**JOB:**
Check the listing below for lines that hold "Conversation". How many are there? Please give only the number.

──────

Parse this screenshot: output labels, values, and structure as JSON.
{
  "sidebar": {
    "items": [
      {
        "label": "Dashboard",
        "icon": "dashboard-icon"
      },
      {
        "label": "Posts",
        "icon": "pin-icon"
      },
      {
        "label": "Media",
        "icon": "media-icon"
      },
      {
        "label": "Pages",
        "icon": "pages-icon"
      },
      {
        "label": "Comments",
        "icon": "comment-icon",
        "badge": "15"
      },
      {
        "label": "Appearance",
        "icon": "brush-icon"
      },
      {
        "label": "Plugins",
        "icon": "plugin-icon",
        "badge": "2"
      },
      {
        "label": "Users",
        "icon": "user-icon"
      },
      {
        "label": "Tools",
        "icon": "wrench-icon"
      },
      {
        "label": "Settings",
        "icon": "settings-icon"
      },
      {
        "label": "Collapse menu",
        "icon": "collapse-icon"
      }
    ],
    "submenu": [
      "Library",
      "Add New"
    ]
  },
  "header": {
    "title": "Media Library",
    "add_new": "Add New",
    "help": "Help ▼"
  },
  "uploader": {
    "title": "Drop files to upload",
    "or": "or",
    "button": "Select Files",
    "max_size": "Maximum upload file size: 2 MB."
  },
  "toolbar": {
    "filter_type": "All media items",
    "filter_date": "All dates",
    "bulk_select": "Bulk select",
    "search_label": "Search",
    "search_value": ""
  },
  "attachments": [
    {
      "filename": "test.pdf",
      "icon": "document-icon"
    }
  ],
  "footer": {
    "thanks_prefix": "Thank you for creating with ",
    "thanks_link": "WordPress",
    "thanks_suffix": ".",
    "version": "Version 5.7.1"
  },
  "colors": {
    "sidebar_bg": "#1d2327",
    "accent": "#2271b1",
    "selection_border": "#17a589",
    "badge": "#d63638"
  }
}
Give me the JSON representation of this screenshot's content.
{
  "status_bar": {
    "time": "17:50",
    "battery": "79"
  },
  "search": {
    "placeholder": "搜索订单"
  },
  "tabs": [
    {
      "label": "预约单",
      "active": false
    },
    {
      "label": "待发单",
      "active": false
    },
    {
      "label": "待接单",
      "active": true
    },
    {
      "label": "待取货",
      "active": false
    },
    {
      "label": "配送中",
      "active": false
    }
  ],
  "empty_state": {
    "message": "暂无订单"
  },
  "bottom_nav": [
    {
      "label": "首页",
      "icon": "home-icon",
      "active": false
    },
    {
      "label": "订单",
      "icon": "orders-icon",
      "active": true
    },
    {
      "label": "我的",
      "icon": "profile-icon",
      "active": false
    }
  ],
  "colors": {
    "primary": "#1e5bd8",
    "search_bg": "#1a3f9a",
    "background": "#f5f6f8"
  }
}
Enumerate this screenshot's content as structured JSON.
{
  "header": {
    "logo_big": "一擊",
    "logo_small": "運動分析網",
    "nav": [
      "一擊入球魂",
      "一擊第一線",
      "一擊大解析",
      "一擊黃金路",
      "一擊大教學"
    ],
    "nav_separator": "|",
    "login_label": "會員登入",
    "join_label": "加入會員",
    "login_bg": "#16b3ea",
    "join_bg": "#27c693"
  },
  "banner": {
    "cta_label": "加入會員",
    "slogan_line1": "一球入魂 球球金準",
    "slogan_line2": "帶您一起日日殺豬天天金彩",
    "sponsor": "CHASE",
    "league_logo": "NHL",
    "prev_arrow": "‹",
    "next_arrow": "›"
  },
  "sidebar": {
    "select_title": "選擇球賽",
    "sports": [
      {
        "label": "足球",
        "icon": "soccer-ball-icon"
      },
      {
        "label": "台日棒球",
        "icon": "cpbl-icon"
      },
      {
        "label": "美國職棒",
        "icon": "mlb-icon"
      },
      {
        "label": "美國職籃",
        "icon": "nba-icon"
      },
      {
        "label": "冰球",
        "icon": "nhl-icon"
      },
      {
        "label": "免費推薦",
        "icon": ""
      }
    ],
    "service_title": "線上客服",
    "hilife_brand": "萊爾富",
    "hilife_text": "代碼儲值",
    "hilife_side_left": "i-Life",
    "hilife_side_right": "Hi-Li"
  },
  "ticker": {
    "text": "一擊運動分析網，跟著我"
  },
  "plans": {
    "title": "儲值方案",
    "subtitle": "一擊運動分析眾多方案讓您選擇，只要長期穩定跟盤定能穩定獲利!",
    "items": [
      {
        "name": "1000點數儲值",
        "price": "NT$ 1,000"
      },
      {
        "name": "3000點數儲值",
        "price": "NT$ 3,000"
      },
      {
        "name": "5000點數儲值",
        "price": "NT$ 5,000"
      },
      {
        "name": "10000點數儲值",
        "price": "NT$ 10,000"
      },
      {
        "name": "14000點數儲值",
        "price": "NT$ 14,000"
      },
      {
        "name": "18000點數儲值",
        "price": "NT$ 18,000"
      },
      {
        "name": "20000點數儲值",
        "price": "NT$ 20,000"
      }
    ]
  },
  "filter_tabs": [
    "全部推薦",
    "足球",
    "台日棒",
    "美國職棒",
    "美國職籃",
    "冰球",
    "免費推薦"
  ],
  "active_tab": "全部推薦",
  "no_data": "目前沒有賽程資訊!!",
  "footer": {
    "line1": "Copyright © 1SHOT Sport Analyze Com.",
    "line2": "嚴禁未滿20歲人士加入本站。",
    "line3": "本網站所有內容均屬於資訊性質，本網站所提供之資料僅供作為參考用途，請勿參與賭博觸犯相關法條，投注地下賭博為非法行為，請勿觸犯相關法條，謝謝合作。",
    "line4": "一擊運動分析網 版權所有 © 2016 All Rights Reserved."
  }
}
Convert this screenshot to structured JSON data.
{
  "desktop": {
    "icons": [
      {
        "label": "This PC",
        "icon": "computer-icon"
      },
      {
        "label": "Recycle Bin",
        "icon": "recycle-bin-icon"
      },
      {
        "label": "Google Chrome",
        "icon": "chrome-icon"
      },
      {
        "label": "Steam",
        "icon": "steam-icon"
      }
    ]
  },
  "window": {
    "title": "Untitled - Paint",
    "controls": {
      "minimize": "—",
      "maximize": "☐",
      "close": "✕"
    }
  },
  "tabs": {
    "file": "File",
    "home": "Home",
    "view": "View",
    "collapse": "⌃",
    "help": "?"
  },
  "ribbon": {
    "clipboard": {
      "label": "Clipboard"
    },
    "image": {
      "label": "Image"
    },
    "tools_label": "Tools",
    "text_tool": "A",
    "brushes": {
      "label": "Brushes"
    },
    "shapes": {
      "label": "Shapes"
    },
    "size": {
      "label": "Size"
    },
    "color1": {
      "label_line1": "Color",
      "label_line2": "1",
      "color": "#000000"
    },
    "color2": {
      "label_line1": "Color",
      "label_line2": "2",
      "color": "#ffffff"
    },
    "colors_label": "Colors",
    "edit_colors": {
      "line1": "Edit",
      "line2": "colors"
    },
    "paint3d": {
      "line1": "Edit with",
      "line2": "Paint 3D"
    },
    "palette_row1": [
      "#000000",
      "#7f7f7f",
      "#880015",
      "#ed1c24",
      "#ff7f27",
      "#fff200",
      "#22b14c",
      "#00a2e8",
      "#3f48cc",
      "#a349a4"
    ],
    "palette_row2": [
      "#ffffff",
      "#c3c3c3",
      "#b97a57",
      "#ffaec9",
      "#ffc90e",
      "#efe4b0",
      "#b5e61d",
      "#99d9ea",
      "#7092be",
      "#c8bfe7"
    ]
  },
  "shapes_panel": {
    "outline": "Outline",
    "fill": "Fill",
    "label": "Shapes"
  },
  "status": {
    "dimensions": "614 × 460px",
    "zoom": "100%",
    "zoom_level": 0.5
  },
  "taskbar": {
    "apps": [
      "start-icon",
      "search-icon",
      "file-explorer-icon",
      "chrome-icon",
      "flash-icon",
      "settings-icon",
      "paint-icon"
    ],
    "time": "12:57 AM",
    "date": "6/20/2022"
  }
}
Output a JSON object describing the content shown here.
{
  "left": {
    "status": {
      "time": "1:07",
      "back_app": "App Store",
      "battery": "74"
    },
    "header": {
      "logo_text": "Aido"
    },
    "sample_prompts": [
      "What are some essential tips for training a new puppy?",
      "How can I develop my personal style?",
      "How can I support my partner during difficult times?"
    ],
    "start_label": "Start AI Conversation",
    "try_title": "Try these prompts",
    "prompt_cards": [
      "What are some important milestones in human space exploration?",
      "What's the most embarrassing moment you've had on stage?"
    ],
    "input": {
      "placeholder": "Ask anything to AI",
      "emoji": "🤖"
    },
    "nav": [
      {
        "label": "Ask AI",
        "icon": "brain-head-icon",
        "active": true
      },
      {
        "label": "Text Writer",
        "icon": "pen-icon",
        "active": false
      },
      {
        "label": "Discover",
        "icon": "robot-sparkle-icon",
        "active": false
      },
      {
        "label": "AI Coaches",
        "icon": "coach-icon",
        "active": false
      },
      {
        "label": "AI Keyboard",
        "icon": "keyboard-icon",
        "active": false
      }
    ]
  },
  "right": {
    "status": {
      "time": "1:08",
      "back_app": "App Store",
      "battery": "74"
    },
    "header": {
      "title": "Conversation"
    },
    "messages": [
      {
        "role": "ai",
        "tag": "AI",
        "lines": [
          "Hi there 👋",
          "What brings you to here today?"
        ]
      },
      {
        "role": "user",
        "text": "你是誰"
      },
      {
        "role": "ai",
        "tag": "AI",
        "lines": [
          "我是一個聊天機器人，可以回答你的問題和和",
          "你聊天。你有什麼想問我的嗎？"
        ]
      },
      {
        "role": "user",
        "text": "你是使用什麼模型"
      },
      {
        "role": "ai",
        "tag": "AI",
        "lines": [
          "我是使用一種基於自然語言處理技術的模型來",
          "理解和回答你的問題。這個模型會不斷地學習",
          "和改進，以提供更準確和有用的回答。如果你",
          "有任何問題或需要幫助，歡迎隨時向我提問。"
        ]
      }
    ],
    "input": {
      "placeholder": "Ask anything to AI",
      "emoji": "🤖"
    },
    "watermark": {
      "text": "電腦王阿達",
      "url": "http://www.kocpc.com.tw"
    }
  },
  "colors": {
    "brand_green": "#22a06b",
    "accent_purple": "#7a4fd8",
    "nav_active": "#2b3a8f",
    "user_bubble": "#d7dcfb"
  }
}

──────

**EXERCISE ANSWER:**
2